* TASK TO CARRY OUT
Can you transcribe every line exactly and leave the pictures behind?
.....
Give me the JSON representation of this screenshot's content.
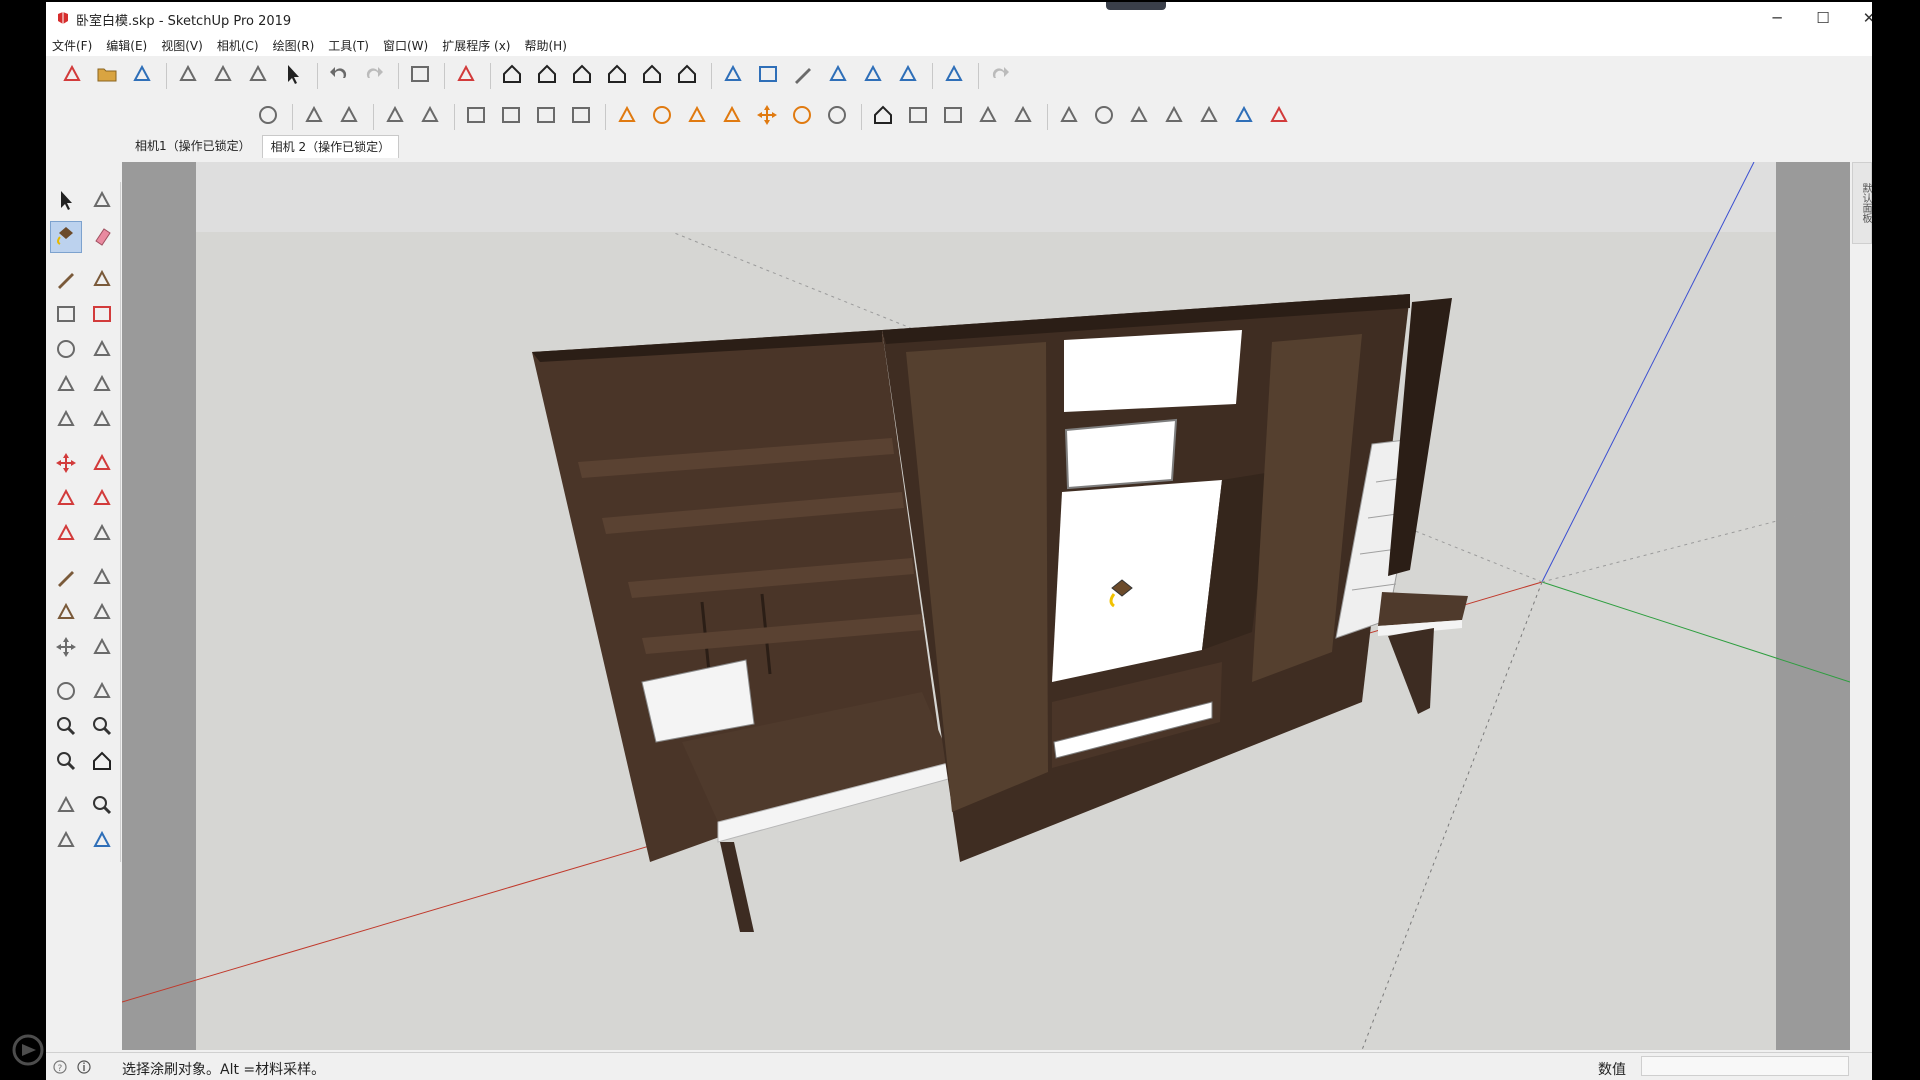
{
  "window": {
    "title": "卧室白模.skp - SketchUp Pro 2019",
    "minimize": "─",
    "maximize": "☐",
    "close": "✕"
  },
  "menubar": {
    "items": [
      "文件(F)",
      "编辑(E)",
      "视图(V)",
      "相机(C)",
      "绘图(R)",
      "工具(T)",
      "窗口(W)",
      "扩展程序 (x)",
      "帮助(H)"
    ]
  },
  "toolbar_row1": [
    "new-file-icon",
    "open-folder-icon",
    "save-icon",
    "sep",
    "cut-icon",
    "copy-icon",
    "paste-icon",
    "erase-selection-icon",
    "sep",
    "undo-icon",
    "redo-icon",
    "sep",
    "print-icon",
    "sep",
    "model-info-icon",
    "sep",
    "iso-view-icon",
    "top-view-icon",
    "front-view-icon",
    "right-view-icon",
    "back-view-icon",
    "left-view-icon",
    "sep",
    "xray-icon",
    "wireframe-icon",
    "hidden-line-icon",
    "shaded-icon",
    "shaded-textures-icon",
    "monochrome-icon",
    "sep",
    "section-plane-icon",
    "sep",
    "fredo-icon"
  ],
  "toolbar_row2": [
    "validate-icon",
    "sep",
    "teapot-icon",
    "teapot-group-icon",
    "sep",
    "landscape-icon",
    "terrain-icon",
    "sep",
    "frame-icon",
    "frame2-icon",
    "frame3-icon",
    "lock-icon",
    "sep",
    "joint-icon",
    "circle-target-icon",
    "triangle-tool-icon",
    "t-tool-icon",
    "explode-icon",
    "dome-icon",
    "sphere-icon",
    "sep",
    "roof-icon",
    "box-icon",
    "box2-icon",
    "grass-icon",
    "stripe-icon",
    "sep",
    "render-cam-icon",
    "render-sphere-icon",
    "render-light-icon",
    "render-cam2-icon",
    "render-paper-icon",
    "render-flag-icon",
    "render-stop-icon"
  ],
  "scenes": {
    "tabs": [
      "相机1（操作已锁定）",
      "相机 2（操作已锁定）"
    ],
    "active_index": 1
  },
  "left_toolbar": [
    "select-arrow-icon",
    "make-component-icon",
    "paint-bucket-icon",
    "eraser-icon",
    "gap",
    "pencil-line-icon",
    "freehand-icon",
    "rectangle-icon",
    "rotated-rectangle-icon",
    "circle-icon",
    "polygon-icon",
    "arc-icon",
    "two-point-arc-icon",
    "three-point-arc-icon",
    "pie-icon",
    "gap",
    "move-icon",
    "push-pull-icon",
    "rotate-icon",
    "follow-me-icon",
    "scale-icon",
    "offset-icon",
    "gap",
    "tape-measure-icon",
    "dimensions-icon",
    "protractor-icon",
    "text-label-icon",
    "axes-icon",
    "3d-text-icon",
    "gap",
    "orbit-icon",
    "pan-icon",
    "zoom-icon",
    "zoom-window-icon",
    "zoom-extents-icon",
    "previous-view-icon",
    "gap",
    "position-camera-icon",
    "look-around-icon",
    "walk-icon",
    "section-plane-tool-icon"
  ],
  "tray": {
    "label": "默认面板"
  },
  "statusbar": {
    "hint": "选择涂刷对象。Alt =材料采样。",
    "measure_label": "数值",
    "measure_value": ""
  },
  "colors": {
    "wood_dark": "#3d2c22",
    "wood_mid": "#4f3a2c",
    "wood_light": "#5e4535",
    "white_panel": "#ffffff",
    "viewport_bg": "#d6d6d3",
    "sky": "#dcdcda",
    "axis_red": "#c0392b",
    "axis_green": "#2e9e3f",
    "axis_blue": "#3b4fd1"
  }
}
.....
* EXERCISE RESPONSE
Give me the JSON representation of this screenshot's content.
{
  "window": {
    "title": "卧室白模.skp - SketchUp Pro 2019",
    "minimize": "─",
    "maximize": "☐",
    "close": "✕"
  },
  "menubar": {
    "items": [
      "文件(F)",
      "编辑(E)",
      "视图(V)",
      "相机(C)",
      "绘图(R)",
      "工具(T)",
      "窗口(W)",
      "扩展程序 (x)",
      "帮助(H)"
    ]
  },
  "toolbar_row1": [
    "new-file-icon",
    "open-folder-icon",
    "save-icon",
    "sep",
    "cut-icon",
    "copy-icon",
    "paste-icon",
    "erase-selection-icon",
    "sep",
    "undo-icon",
    "redo-icon",
    "sep",
    "print-icon",
    "sep",
    "model-info-icon",
    "sep",
    "iso-view-icon",
    "top-view-icon",
    "front-view-icon",
    "right-view-icon",
    "back-view-icon",
    "left-view-icon",
    "sep",
    "xray-icon",
    "wireframe-icon",
    "hidden-line-icon",
    "shaded-icon",
    "shaded-textures-icon",
    "monochrome-icon",
    "sep",
    "section-plane-icon",
    "sep",
    "fredo-icon"
  ],
  "toolbar_row2": [
    "validate-icon",
    "sep",
    "teapot-icon",
    "teapot-group-icon",
    "sep",
    "landscape-icon",
    "terrain-icon",
    "sep",
    "frame-icon",
    "frame2-icon",
    "frame3-icon",
    "lock-icon",
    "sep",
    "joint-icon",
    "circle-target-icon",
    "triangle-tool-icon",
    "t-tool-icon",
    "explode-icon",
    "dome-icon",
    "sphere-icon",
    "sep",
    "roof-icon",
    "box-icon",
    "box2-icon",
    "grass-icon",
    "stripe-icon",
    "sep",
    "render-cam-icon",
    "render-sphere-icon",
    "render-light-icon",
    "render-cam2-icon",
    "render-paper-icon",
    "render-flag-icon",
    "render-stop-icon"
  ],
  "scenes": {
    "tabs": [
      "相机1（操作已锁定）",
      "相机 2（操作已锁定）"
    ],
    "active_index": 1
  },
  "left_toolbar": [
    "select-arrow-icon",
    "make-component-icon",
    "paint-bucket-icon",
    "eraser-icon",
    "gap",
    "pencil-line-icon",
    "freehand-icon",
    "rectangle-icon",
    "rotated-rectangle-icon",
    "circle-icon",
    "polygon-icon",
    "arc-icon",
    "two-point-arc-icon",
    "three-point-arc-icon",
    "pie-icon",
    "gap",
    "move-icon",
    "push-pull-icon",
    "rotate-icon",
    "follow-me-icon",
    "scale-icon",
    "offset-icon",
    "gap",
    "tape-measure-icon",
    "dimensions-icon",
    "protractor-icon",
    "text-label-icon",
    "axes-icon",
    "3d-text-icon",
    "gap",
    "orbit-icon",
    "pan-icon",
    "zoom-icon",
    "zoom-window-icon",
    "zoom-extents-icon",
    "previous-view-icon",
    "gap",
    "position-camera-icon",
    "look-around-icon",
    "walk-icon",
    "section-plane-tool-icon"
  ],
  "tray": {
    "label": "默认面板"
  },
  "statusbar": {
    "hint": "选择涂刷对象。Alt =材料采样。",
    "measure_label": "数值",
    "measure_value": ""
  },
  "colors": {
    "wood_dark": "#3d2c22",
    "wood_mid": "#4f3a2c",
    "wood_light": "#5e4535",
    "white_panel": "#ffffff",
    "viewport_bg": "#d6d6d3",
    "sky": "#dcdcda",
    "axis_red": "#c0392b",
    "axis_green": "#2e9e3f",
    "axis_blue": "#3b4fd1"
  }
}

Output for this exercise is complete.